● **Request**
Quote the records beneath, complete and exact. Leave out images.

● **Supplied data**
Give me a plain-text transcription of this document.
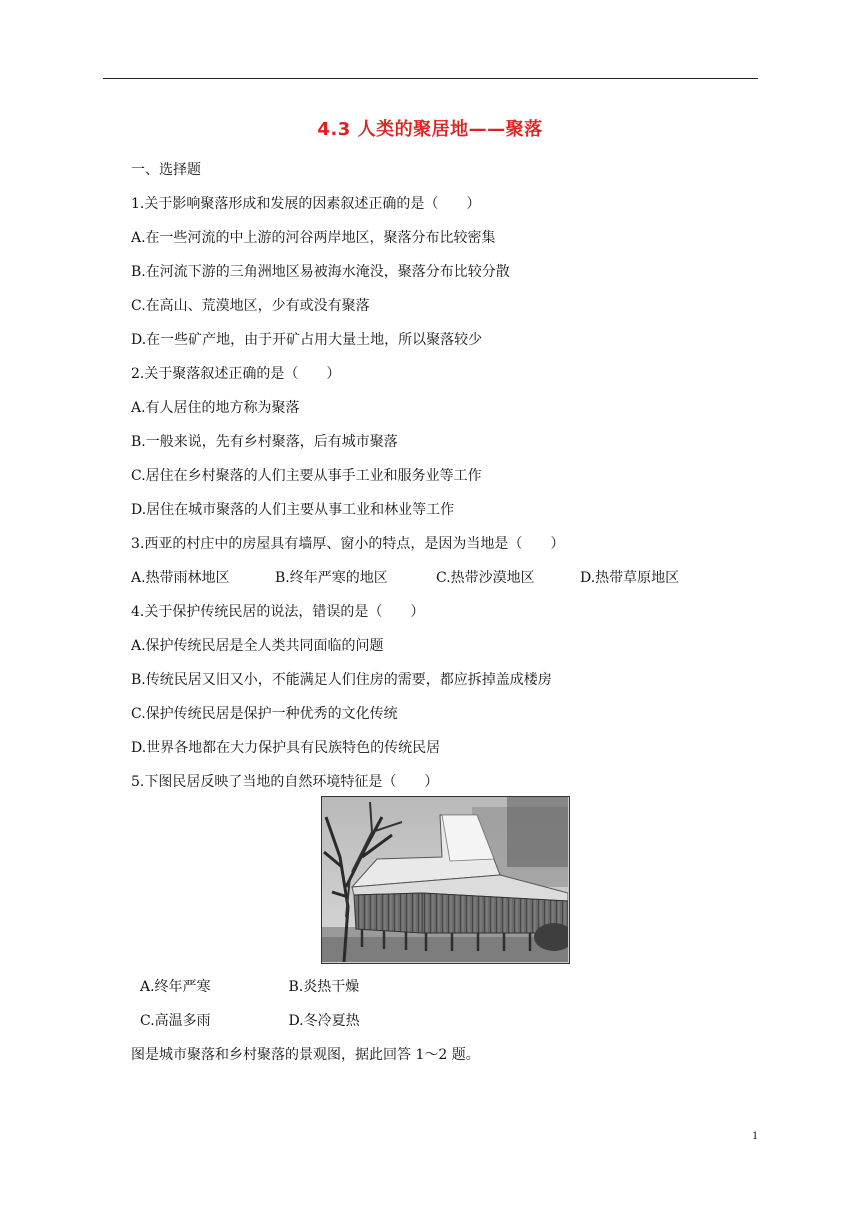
4.3 人类的聚居地——聚落
一、选择题
1.关于影响聚落形成和发展的因素叙述正确的是（　　）
A.在一些河流的中上游的河谷两岸地区，聚落分布比较密集
B.在河流下游的三角洲地区易被海水淹没，聚落分布比较分散
C.在高山、荒漠地区，少有或没有聚落
D.在一些矿产地，由于开矿占用大量土地，所以聚落较少
2.关于聚落叙述正确的是（　　）
A.有人居住的地方称为聚落
B.一般来说，先有乡村聚落，后有城市聚落
C.居住在乡村聚落的人们主要从事手工业和服务业等工作
D.居住在城市聚落的人们主要从事工业和林业等工作
3.西亚的村庄中的房屋具有墙厚、窗小的特点，是因为当地是（　　）
A.热带雨林地区	B.终年严寒的地区	C.热带沙漠地区	D.热带草原地区
4.关于保护传统民居的说法，错误的是（　　）
A.保护传统民居是全人类共同面临的问题
B.传统民居又旧又小，不能满足人们住房的需要，都应拆掉盖成楼房
C.保护传统民居是保护一种优秀的文化传统
D.世界各地都在大力保护具有民族特色的传统民居
5.下图民居反映了当地的自然环境特征是（　　）
A.终年严寒	B.炎热干燥
C.高温多雨	D.冬冷夏热
图是城市聚落和乡村聚落的景观图，据此回答 1～2 题。
1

● **Task answer**
Give me a plain-text transcription of this document.
4.3 人类的聚居地——聚落
一、选择题
1.关于影响聚落形成和发展的因素叙述正确的是（　　）
A.在一些河流的中上游的河谷两岸地区，聚落分布比较密集
B.在河流下游的三角洲地区易被海水淹没，聚落分布比较分散
C.在高山、荒漠地区，少有或没有聚落
D.在一些矿产地，由于开矿占用大量土地，所以聚落较少
2.关于聚落叙述正确的是（　　）
A.有人居住的地方称为聚落
B.一般来说，先有乡村聚落，后有城市聚落
C.居住在乡村聚落的人们主要从事手工业和服务业等工作
D.居住在城市聚落的人们主要从事工业和林业等工作
3.西亚的村庄中的房屋具有墙厚、窗小的特点，是因为当地是（　　）
A.热带雨林地区	B.终年严寒的地区	C.热带沙漠地区	D.热带草原地区
4.关于保护传统民居的说法，错误的是（　　）
A.保护传统民居是全人类共同面临的问题
B.传统民居又旧又小，不能满足人们住房的需要，都应拆掉盖成楼房
C.保护传统民居是保护一种优秀的文化传统
D.世界各地都在大力保护具有民族特色的传统民居
5.下图民居反映了当地的自然环境特征是（　　）
A.终年严寒	B.炎热干燥
C.高温多雨	D.冬冷夏热
图是城市聚落和乡村聚落的景观图，据此回答 1～2 题。
1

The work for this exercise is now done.